## Directive
Find the string "hours" in the entries and copy each line that has it.

[Recorded data]
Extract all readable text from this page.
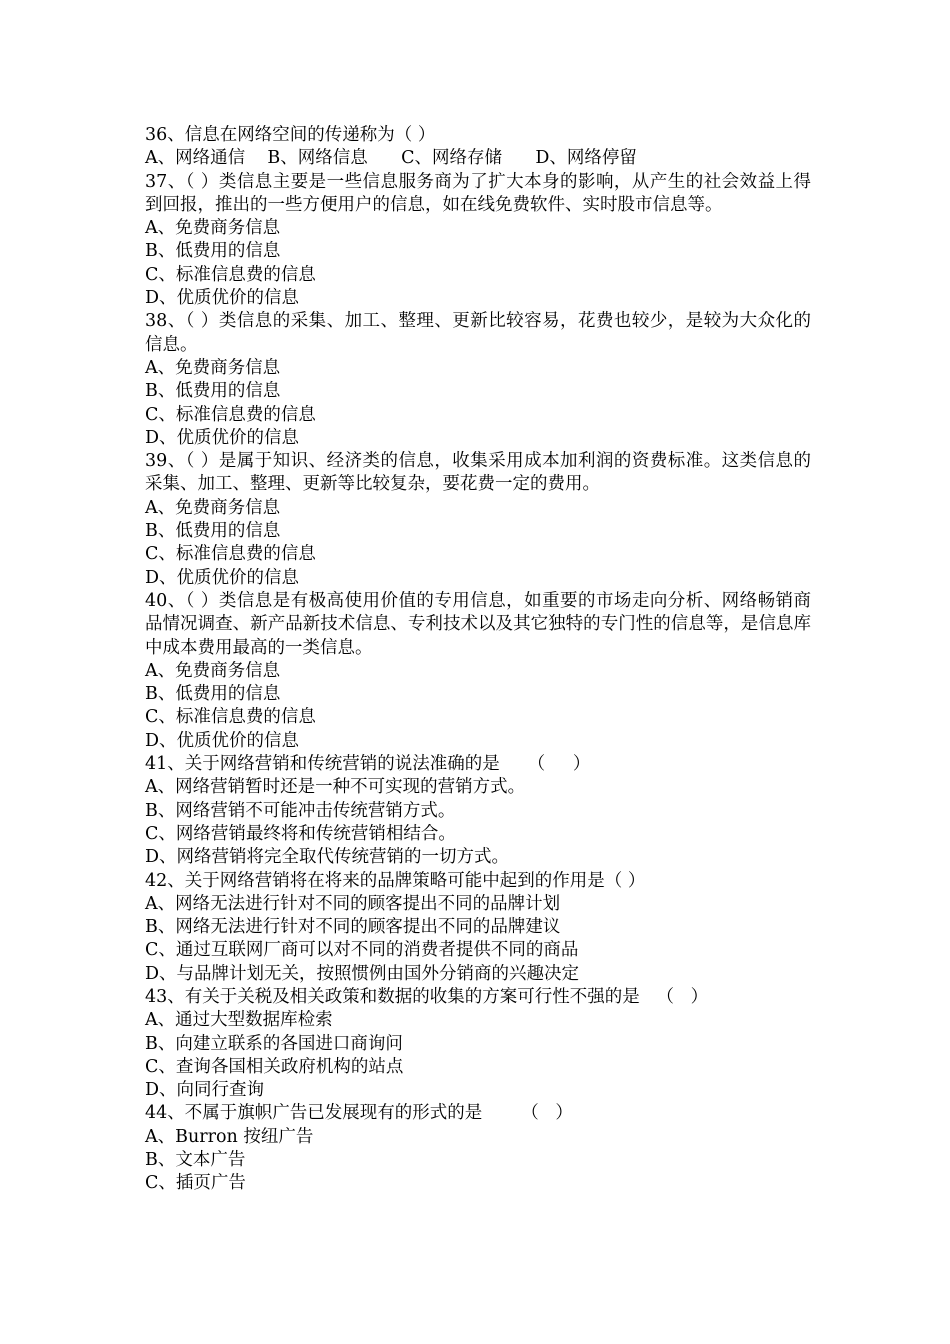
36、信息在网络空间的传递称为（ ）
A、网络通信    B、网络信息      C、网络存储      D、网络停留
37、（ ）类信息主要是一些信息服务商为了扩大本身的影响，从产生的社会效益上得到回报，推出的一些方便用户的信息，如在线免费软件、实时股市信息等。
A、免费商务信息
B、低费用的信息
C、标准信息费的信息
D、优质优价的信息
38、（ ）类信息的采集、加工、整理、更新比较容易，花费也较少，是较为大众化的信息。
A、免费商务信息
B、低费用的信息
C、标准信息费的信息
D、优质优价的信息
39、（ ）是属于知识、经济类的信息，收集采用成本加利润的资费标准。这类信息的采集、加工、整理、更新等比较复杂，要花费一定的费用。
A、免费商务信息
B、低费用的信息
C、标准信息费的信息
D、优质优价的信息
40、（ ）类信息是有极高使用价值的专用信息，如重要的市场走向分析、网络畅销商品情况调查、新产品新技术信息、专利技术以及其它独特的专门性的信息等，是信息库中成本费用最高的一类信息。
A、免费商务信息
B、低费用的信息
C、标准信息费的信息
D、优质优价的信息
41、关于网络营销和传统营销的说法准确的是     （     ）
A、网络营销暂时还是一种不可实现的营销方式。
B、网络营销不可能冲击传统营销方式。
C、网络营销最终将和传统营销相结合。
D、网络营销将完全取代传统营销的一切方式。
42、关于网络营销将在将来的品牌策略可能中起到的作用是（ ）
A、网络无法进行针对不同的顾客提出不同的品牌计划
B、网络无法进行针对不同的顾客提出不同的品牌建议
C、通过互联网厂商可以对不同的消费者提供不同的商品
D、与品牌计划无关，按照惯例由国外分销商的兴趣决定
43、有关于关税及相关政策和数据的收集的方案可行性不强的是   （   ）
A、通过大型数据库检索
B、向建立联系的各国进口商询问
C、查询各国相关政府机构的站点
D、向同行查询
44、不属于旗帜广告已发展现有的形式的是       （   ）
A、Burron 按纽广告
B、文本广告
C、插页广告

* * *

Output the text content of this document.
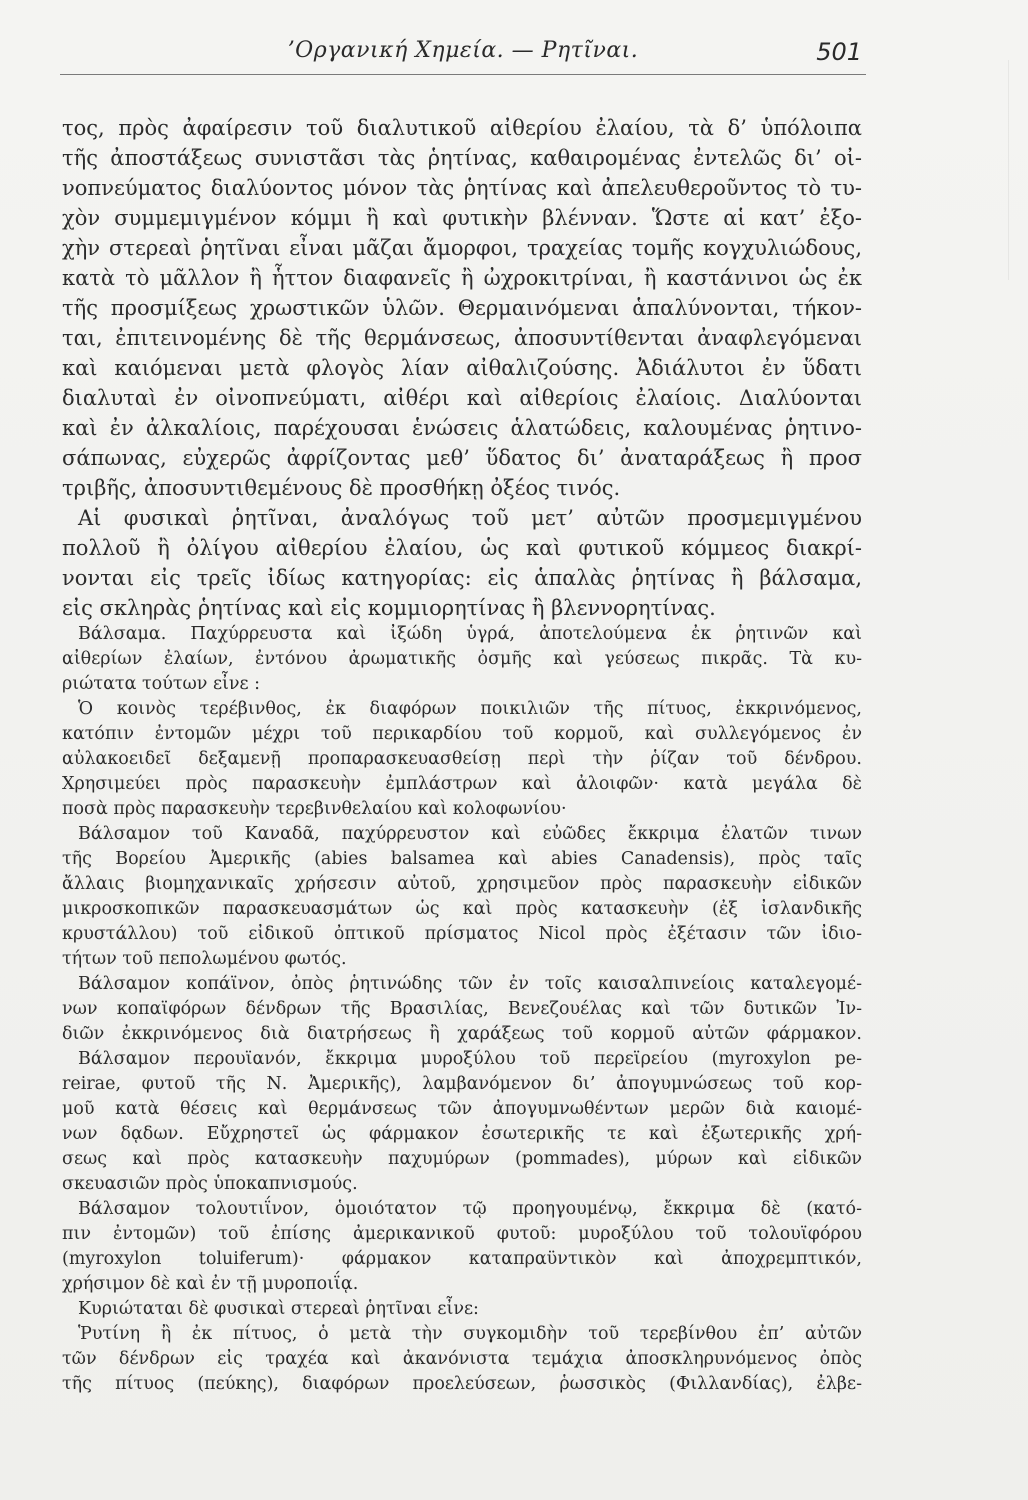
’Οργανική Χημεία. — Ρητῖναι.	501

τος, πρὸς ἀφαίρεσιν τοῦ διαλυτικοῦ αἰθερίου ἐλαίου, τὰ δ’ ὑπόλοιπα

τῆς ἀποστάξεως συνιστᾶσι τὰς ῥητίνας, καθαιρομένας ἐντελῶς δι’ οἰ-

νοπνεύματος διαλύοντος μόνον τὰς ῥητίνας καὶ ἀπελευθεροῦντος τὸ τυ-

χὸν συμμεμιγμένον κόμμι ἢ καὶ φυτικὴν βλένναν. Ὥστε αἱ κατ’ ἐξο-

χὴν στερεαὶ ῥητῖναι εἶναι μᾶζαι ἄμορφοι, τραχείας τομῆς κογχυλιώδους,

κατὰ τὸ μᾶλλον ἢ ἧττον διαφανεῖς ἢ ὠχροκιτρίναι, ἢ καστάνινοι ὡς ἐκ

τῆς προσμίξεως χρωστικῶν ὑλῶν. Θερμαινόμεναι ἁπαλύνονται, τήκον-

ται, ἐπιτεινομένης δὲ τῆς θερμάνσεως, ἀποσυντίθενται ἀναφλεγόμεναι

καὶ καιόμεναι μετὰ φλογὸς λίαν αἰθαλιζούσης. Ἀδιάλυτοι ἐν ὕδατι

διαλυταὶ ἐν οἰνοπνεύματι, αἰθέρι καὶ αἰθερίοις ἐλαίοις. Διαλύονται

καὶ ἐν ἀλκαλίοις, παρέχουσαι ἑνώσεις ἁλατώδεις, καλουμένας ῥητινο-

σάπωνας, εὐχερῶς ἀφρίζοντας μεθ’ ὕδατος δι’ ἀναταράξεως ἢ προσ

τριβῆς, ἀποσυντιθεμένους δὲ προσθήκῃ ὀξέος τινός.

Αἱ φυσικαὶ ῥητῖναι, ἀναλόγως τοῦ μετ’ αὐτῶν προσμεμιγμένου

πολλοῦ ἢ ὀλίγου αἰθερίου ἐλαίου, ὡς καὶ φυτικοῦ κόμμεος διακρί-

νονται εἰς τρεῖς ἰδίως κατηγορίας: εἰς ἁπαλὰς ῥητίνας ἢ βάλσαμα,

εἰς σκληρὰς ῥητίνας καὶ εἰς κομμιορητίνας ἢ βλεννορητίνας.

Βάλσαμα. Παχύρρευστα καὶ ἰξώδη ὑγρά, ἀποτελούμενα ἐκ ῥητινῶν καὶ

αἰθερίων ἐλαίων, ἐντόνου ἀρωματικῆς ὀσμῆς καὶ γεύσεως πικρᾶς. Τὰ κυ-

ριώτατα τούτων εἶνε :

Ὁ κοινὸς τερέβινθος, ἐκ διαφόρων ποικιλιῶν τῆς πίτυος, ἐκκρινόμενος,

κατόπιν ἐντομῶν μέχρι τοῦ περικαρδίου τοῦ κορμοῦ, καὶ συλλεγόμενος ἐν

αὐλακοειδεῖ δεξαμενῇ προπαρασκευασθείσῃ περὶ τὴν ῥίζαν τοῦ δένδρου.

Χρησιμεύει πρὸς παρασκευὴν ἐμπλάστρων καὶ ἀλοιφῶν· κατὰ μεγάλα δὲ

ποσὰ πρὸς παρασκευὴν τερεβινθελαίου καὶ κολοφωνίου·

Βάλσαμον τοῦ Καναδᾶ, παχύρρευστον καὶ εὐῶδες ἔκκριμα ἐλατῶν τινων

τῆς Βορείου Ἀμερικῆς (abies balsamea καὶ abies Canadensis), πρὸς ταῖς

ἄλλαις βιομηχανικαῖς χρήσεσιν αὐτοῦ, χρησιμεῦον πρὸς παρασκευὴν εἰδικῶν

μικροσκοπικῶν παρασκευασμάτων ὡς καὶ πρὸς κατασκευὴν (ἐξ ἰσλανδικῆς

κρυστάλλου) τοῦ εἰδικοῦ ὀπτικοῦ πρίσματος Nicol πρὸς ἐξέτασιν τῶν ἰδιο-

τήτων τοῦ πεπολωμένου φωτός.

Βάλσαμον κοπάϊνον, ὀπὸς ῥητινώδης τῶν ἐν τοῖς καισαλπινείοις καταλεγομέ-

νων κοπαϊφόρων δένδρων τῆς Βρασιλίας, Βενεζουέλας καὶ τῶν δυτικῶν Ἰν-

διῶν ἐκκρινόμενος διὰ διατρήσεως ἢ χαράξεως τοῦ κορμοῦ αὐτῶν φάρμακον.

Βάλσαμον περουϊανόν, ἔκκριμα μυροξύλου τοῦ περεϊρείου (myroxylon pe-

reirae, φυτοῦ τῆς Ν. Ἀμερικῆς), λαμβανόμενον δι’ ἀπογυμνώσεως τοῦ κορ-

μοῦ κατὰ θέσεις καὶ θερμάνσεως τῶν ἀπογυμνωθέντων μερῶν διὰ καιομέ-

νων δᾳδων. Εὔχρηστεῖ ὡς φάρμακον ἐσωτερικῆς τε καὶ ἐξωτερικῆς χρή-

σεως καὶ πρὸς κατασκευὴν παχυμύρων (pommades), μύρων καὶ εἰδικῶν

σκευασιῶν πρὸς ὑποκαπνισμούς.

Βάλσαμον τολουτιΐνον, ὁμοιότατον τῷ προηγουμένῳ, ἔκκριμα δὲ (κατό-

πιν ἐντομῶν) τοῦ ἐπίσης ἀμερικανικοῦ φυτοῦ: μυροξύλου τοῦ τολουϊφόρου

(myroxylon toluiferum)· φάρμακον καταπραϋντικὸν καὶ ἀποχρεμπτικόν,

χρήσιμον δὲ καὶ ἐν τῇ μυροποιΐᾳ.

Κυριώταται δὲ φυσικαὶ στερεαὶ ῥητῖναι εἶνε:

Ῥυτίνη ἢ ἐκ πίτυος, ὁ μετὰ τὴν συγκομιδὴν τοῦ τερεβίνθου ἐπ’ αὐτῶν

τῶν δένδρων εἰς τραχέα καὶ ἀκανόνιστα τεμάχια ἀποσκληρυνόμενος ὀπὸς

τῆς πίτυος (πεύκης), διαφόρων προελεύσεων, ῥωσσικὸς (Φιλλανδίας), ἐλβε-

...

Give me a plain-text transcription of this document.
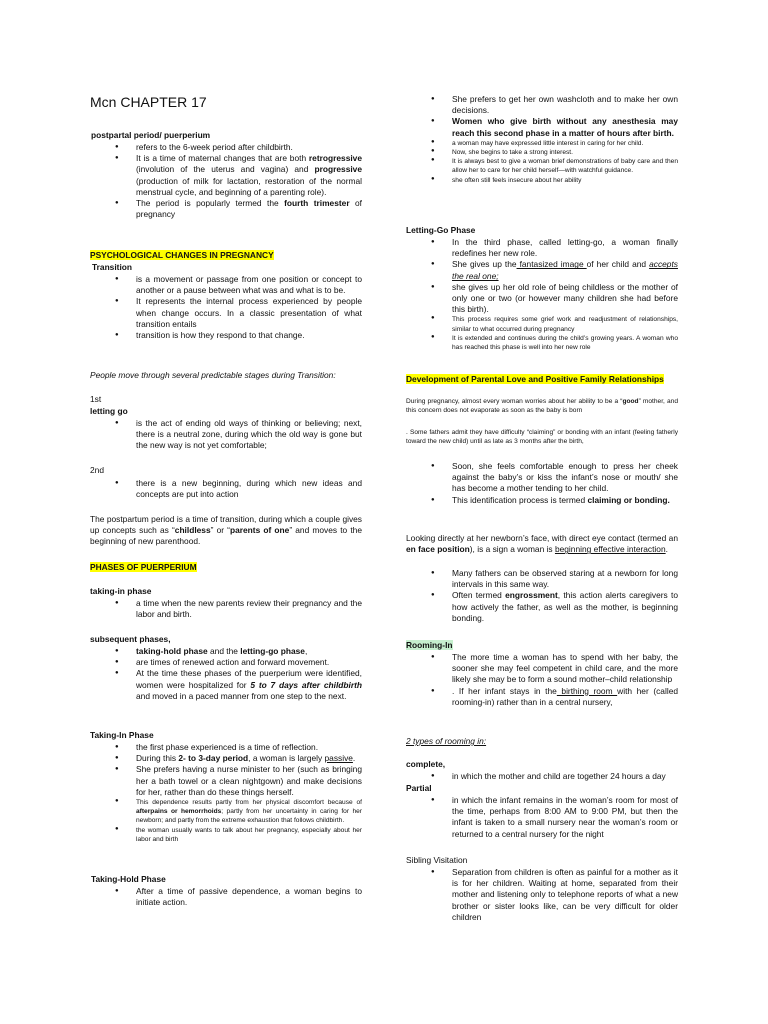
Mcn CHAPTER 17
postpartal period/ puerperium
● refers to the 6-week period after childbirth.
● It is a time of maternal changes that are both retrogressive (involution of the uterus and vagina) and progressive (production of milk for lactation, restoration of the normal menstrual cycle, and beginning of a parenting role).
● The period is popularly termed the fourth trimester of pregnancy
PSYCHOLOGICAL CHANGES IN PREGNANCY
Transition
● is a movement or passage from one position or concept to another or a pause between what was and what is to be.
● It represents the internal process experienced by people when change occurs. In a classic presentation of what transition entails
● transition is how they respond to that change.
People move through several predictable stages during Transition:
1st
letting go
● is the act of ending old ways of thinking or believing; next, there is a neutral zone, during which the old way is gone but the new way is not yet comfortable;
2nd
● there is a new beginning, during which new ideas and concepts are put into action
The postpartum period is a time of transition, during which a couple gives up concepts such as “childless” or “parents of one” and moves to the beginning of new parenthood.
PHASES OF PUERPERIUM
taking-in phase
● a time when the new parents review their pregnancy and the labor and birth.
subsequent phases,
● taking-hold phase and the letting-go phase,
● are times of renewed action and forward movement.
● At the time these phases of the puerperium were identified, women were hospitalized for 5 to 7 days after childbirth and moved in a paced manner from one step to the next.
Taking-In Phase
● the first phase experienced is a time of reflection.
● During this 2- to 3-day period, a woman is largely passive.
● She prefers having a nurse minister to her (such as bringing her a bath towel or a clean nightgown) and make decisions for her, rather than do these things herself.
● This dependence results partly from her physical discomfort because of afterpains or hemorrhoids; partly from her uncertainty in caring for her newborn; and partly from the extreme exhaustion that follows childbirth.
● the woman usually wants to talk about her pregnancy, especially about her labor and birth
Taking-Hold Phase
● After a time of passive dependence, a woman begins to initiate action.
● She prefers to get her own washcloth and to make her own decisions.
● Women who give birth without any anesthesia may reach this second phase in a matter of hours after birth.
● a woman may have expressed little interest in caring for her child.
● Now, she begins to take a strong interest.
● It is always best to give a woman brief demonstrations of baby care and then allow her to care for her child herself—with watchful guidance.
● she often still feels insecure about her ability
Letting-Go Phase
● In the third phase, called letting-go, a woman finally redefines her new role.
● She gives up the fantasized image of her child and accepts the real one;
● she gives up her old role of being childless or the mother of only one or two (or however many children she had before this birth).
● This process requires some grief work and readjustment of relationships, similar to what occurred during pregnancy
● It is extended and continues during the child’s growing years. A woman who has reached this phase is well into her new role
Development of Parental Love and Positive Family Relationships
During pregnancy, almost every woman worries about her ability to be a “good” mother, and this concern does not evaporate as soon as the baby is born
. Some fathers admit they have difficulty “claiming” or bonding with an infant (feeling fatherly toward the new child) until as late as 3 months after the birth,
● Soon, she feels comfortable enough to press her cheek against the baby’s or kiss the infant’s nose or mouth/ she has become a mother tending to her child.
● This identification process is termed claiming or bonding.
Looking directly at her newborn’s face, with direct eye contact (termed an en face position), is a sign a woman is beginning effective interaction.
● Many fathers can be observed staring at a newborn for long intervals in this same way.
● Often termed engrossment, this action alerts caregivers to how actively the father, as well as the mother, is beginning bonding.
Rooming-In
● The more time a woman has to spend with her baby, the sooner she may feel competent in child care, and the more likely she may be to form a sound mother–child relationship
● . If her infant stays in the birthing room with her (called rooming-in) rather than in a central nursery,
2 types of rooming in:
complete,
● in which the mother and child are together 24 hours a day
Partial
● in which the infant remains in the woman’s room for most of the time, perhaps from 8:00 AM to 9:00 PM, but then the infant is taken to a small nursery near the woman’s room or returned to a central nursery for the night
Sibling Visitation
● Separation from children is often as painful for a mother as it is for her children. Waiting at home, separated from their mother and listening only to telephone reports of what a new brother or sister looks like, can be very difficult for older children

## Result
● Women who give birth without any anesthesia may reach this second phase in a matter of hours after birth.
● in which the mother and child are together 24 hours a day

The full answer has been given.